— TEXTO DE PARTIDA —
####
Convertida en ruina mucho antes del derribo

Desmitificar su aureola política y antifranquista formaba parte del proceso de desmantelamiento, concentrando progresivamente en Carabanchel los casos considerados como más deplorables y abandonando posteriormente a los reclusos entre ajustes de cuentas, navajazos y heroína. En 1998 las últimas 500 presas del penal femenino ven cerrar tras ellas las puertas de la prisión para siempre. Después llegarán abandono y especulación, casi siempre de la mano. Sin embargo, si se conservó parte de su antiguo cometido a través del CIE, Centro de Internamiento de Extranjeros, ubicado en el edificio del antiguo Hospital Penitenciario, y el Reformatorio de los Rosales, en la Unidad de Madres.
####
— EXTRACTO DE REGISTROS —
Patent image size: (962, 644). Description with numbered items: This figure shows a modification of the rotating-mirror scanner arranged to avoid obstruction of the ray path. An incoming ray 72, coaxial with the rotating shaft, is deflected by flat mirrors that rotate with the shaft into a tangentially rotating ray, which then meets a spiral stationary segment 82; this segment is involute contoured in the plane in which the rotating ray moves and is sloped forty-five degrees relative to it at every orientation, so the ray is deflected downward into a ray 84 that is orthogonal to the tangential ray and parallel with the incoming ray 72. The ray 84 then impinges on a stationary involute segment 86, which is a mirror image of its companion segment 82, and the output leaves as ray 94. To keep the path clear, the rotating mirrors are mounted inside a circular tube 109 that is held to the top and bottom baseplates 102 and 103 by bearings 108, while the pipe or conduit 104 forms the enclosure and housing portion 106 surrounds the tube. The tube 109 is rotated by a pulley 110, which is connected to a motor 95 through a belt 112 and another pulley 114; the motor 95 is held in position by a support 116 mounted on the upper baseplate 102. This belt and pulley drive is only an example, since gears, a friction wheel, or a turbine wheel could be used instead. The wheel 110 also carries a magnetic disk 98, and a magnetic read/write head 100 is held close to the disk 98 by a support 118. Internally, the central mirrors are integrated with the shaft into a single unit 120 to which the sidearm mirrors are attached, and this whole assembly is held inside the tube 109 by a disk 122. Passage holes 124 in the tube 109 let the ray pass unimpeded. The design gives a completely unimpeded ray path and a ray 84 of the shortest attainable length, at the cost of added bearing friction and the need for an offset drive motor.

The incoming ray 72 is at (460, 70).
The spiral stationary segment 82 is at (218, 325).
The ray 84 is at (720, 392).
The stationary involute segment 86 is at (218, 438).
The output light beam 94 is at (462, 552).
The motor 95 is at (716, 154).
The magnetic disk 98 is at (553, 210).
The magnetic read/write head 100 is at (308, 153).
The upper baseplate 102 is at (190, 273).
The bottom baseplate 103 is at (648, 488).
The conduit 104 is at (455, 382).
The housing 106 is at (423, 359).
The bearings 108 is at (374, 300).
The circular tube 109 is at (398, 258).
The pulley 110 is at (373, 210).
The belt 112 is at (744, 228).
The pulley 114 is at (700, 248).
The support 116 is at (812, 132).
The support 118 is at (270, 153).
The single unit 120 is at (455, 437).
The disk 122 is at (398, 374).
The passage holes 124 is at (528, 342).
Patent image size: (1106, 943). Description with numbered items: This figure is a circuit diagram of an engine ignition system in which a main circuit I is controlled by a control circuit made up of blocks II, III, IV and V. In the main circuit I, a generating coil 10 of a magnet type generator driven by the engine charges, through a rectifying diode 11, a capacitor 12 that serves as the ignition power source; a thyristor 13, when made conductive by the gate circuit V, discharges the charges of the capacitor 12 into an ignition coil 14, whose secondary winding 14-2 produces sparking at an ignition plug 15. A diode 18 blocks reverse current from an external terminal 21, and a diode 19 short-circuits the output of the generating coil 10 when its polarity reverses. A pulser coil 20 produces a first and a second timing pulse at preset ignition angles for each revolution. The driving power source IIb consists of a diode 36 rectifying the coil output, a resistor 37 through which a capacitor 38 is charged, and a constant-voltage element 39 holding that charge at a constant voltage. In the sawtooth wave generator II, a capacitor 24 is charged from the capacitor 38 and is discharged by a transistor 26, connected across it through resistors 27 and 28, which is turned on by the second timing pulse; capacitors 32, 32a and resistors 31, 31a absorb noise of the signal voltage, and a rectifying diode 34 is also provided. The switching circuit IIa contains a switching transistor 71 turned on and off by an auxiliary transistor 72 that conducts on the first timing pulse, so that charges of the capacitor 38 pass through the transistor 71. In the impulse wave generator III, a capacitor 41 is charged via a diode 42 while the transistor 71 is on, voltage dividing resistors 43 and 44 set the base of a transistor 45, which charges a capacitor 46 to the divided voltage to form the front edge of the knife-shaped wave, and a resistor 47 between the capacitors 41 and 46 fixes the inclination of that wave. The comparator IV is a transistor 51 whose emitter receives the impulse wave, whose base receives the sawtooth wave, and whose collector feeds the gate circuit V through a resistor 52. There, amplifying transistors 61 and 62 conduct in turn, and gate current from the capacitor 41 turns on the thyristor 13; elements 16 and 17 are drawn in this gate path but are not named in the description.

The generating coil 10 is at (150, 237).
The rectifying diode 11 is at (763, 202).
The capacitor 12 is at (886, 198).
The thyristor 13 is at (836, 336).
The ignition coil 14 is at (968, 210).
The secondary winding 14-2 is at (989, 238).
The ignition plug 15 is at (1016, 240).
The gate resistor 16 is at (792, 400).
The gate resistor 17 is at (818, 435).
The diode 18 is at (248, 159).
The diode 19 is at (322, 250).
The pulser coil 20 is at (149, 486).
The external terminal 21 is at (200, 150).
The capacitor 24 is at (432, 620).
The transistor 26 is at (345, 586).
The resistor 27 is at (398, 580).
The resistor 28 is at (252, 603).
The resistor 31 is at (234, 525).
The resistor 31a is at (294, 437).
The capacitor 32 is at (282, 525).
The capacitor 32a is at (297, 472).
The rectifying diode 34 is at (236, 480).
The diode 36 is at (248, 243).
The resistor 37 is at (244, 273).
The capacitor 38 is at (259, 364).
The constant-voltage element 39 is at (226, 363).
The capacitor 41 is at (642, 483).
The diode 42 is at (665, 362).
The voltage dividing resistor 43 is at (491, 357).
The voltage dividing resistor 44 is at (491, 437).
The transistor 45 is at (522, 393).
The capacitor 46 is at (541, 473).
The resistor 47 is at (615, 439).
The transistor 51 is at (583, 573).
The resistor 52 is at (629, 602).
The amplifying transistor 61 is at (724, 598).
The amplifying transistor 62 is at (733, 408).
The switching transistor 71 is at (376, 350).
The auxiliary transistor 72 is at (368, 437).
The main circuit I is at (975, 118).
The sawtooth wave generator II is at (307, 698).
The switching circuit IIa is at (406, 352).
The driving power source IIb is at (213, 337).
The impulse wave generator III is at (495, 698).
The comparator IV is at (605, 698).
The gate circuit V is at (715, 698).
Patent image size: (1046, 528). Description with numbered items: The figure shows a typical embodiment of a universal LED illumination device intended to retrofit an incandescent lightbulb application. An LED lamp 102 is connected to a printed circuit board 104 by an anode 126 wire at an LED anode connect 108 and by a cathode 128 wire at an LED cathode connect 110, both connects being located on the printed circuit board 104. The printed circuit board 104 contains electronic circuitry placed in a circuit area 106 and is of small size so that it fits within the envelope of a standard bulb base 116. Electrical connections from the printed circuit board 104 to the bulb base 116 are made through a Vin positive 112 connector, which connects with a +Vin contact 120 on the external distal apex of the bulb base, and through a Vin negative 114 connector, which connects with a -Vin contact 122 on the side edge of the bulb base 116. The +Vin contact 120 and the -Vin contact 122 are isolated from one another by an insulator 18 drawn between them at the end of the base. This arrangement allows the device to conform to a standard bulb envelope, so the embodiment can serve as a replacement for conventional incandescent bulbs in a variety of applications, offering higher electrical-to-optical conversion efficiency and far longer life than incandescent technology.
####
Convierte en una lista breve el párrafo del texto sobre Carabanchel que empieza por «Desmitificar su aureola política». Conserva sus datos principales.

- El desmantelamiento incluyó desmitificar la aureola política y antifranquista de la prisión.
- En Carabanchel se concentraron poco a poco los casos considerados más deplorables.
- Después se abandonó a los reclusos entre ajustes de cuentas, navajazos y heroína.
- En 1998 las últimas 500 presas del penal femenino salieron y las puertas de la prisión se cerraron para siempre.
- Luego llegaron el abandono y la especulación, casi siempre juntos.
- Se mantuvo parte de su antigua función en dos lugares:
  - el CIE (Centro de Internamiento de Extranjeros), en el edificio del antiguo Hospital Penitenciario;
  - el Reformatorio de los Rosales, en la Unidad de Madres.